* Description of the task
Search the material below for the word "text". Copy every line that has it.

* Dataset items
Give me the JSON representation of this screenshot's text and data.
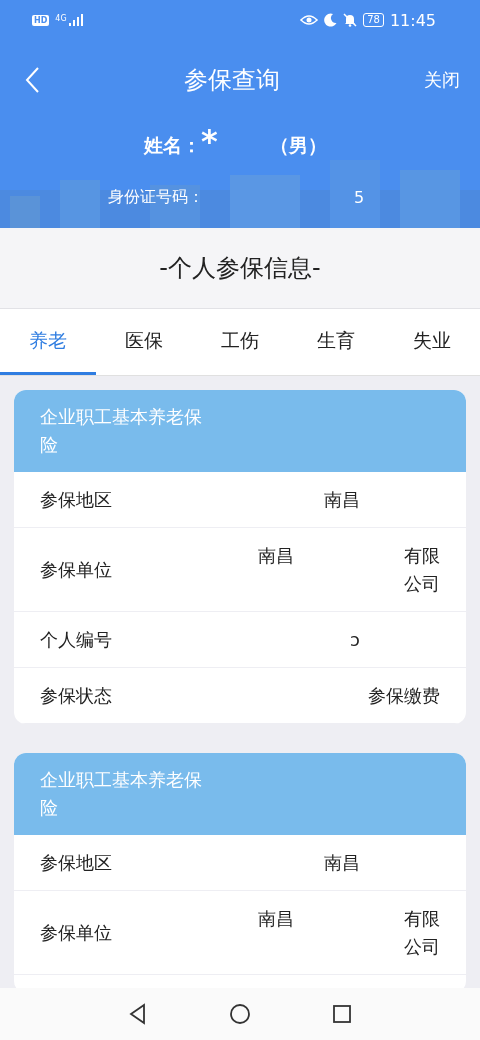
{
  "status_bar": {
    "network_badge": "HD",
    "network_type": "4G",
    "battery": "78",
    "time": "11:45"
  },
  "header": {
    "title": "参保查询",
    "close": "关闭",
    "name_label": "姓名：",
    "name_value": "*",
    "gender": "（男）",
    "id_label": "身份证号码：",
    "id_value": "5"
  },
  "section_title": "-个人参保信息-",
  "tabs": [
    {
      "label": "养老",
      "selected": true
    },
    {
      "label": "医保",
      "selected": false
    },
    {
      "label": "工伤",
      "selected": false
    },
    {
      "label": "生育",
      "selected": false
    },
    {
      "label": "失业",
      "selected": false
    }
  ],
  "cards": [
    {
      "title": "企业职工基本养老保险",
      "rows": [
        {
          "label": "参保地区",
          "values": [
            "南昌"
          ]
        },
        {
          "label": "参保单位",
          "values": [
            "南昌",
            "有限公司"
          ]
        },
        {
          "label": "个人编号",
          "values": [
            "ↄ"
          ]
        },
        {
          "label": "参保状态",
          "values": [
            "参保缴费"
          ]
        }
      ]
    },
    {
      "title": "企业职工基本养老保险",
      "rows": [
        {
          "label": "参保地区",
          "values": [
            "南昌"
          ]
        },
        {
          "label": "参保单位",
          "values": [
            "南昌",
            "有限公司"
          ]
        }
      ]
    }
  ]
}
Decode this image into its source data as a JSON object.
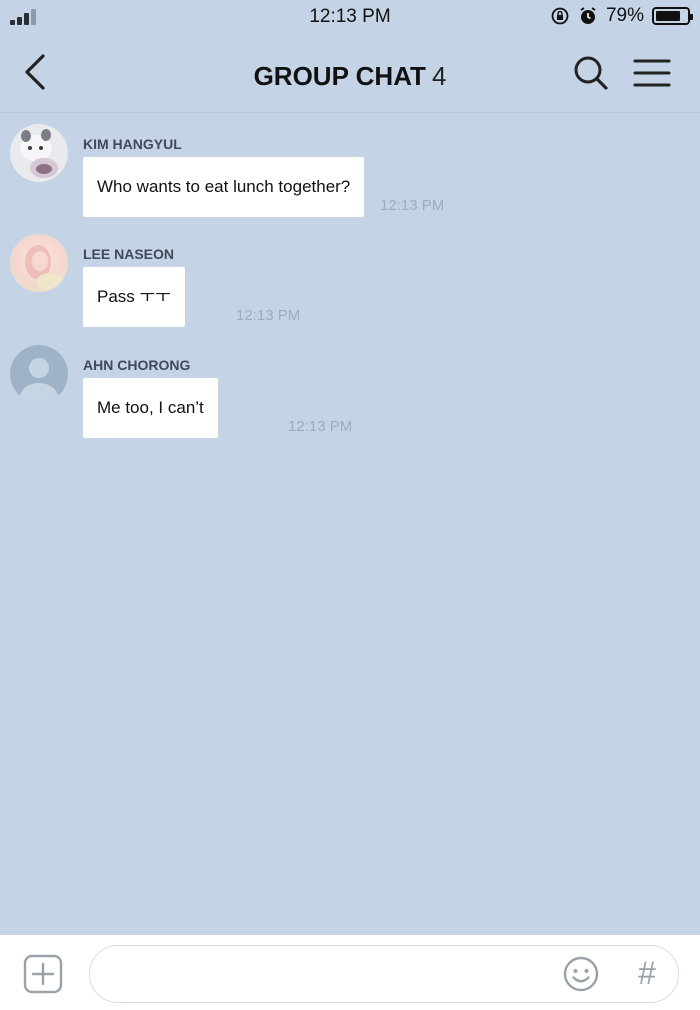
{
  "status_bar": {
    "time": "12:13 PM",
    "battery": "79%",
    "battery_level": 0.79
  },
  "header": {
    "title": "GROUP CHAT",
    "member_count": "4"
  },
  "messages": [
    {
      "sender": "KIM HANGYUL",
      "text": "Who wants to eat lunch together?",
      "time": "12:13 PM"
    },
    {
      "sender": "LEE NASEON",
      "text": "Pass ㅜㅜ",
      "time": "12:13 PM"
    },
    {
      "sender": "AHN CHORONG",
      "text": "Me too, I can’t",
      "time": "12:13 PM"
    }
  ],
  "composer": {
    "placeholder": "",
    "hashtag_symbol": "#"
  },
  "colors": {
    "chat_background": "#c4d4e6",
    "bubble": "#ffffff",
    "sender_name": "#404a59",
    "timestamp": "#9eadbd"
  },
  "icons": {
    "back": "chevron-left-icon",
    "search": "search-icon",
    "menu": "hamburger-menu-icon",
    "add": "plus-square-icon",
    "emoji": "smiley-icon"
  }
}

* Output below
Give me the JSON representation of this screenshot's text and data.
      "text": "Who wants to eat lunch together?",
      "text": "Pass ㅜㅜ",
      "text": "Me too, I can’t",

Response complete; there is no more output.